── Record extracts
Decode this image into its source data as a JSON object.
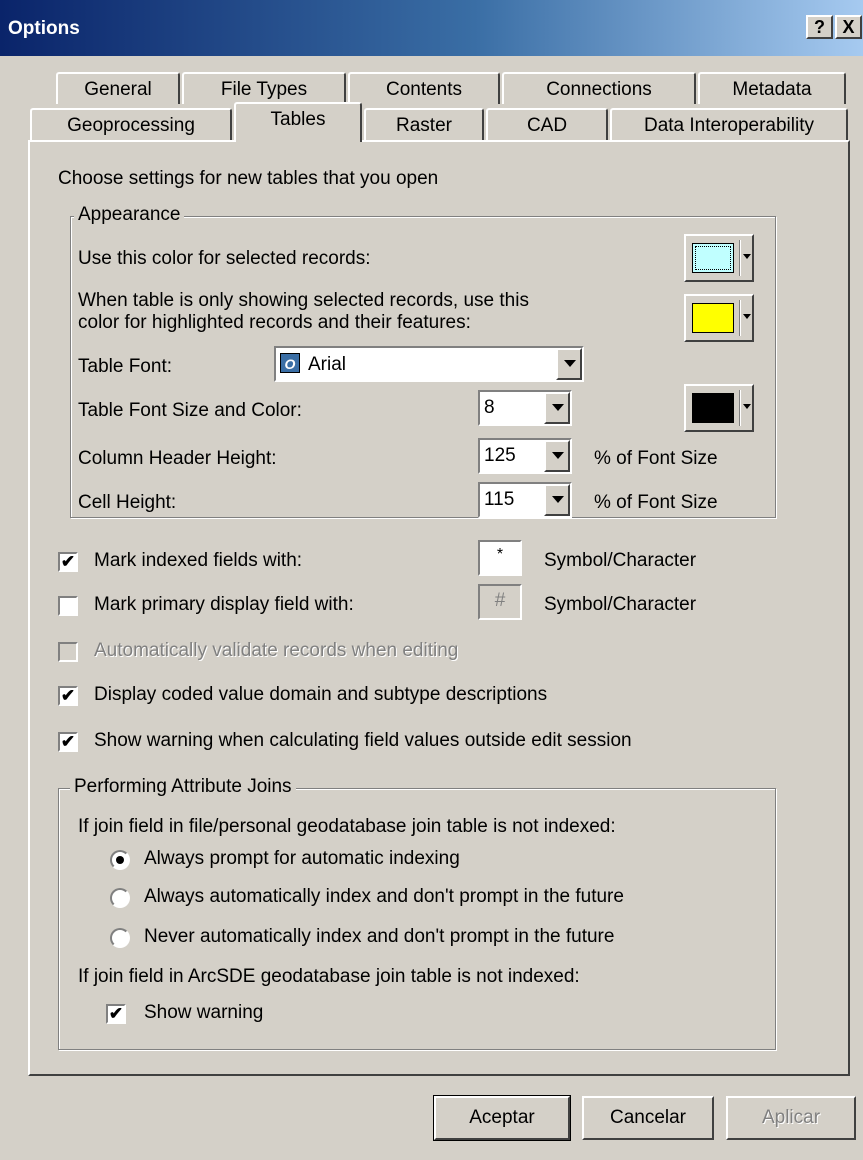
{
  "window": {
    "title": "Options",
    "help_btn": "?",
    "close_btn": "X"
  },
  "tabs_row1": [
    "General",
    "File Types",
    "Contents",
    "Connections",
    "Metadata"
  ],
  "tabs_row2": [
    "Geoprocessing",
    "Tables",
    "Raster",
    "CAD",
    "Data Interoperability"
  ],
  "active_tab": "Tables",
  "intro": "Choose settings for new tables that you open",
  "appearance": {
    "legend": "Appearance",
    "selected_color_label": "Use this color for selected records:",
    "highlight_label_line1": "When table is only showing selected records, use this",
    "highlight_label_line2": "color for highlighted records and their features:",
    "font_label": "Table Font:",
    "font_value": "Arial",
    "font_size_label": "Table Font Size and Color:",
    "font_size_value": "8",
    "header_height_label": "Column Header Height:",
    "header_height_value": "125",
    "cell_height_label": "Cell Height:",
    "cell_height_value": "115",
    "pct_label": "% of Font Size",
    "colors": {
      "selected": "#c0ffff",
      "highlight": "#ffff00",
      "font": "#000000"
    }
  },
  "options": {
    "indexed_label": "Mark indexed fields with:",
    "indexed_value": "*",
    "primary_label": "Mark primary display field with:",
    "primary_value": "#",
    "symbol_label": "Symbol/Character",
    "validate_label": "Automatically validate records when editing",
    "coded_label": "Display coded value domain and subtype descriptions",
    "warning_label": "Show warning when calculating field values outside edit session",
    "check": "✔"
  },
  "joins": {
    "legend": "Performing Attribute Joins",
    "file_heading": "If join field in file/personal geodatabase join table is not indexed:",
    "radio1": "Always prompt for automatic indexing",
    "radio2": "Always automatically index and don't prompt in the future",
    "radio3": "Never automatically index and don't prompt in the future",
    "sde_heading": "If join field in ArcSDE geodatabase join table is not indexed:",
    "show_warning": "Show warning"
  },
  "buttons": {
    "ok": "Aceptar",
    "cancel": "Cancelar",
    "apply": "Aplicar"
  }
}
────
**Task statement:** Filter the entries and copy out every line with the word "selected".

**Final result:**
    "selected_color_label": "Use this color for selected records:",
    "highlight_label_line1": "When table is only showing selected records, use this",
      "selected": "#c0ffff",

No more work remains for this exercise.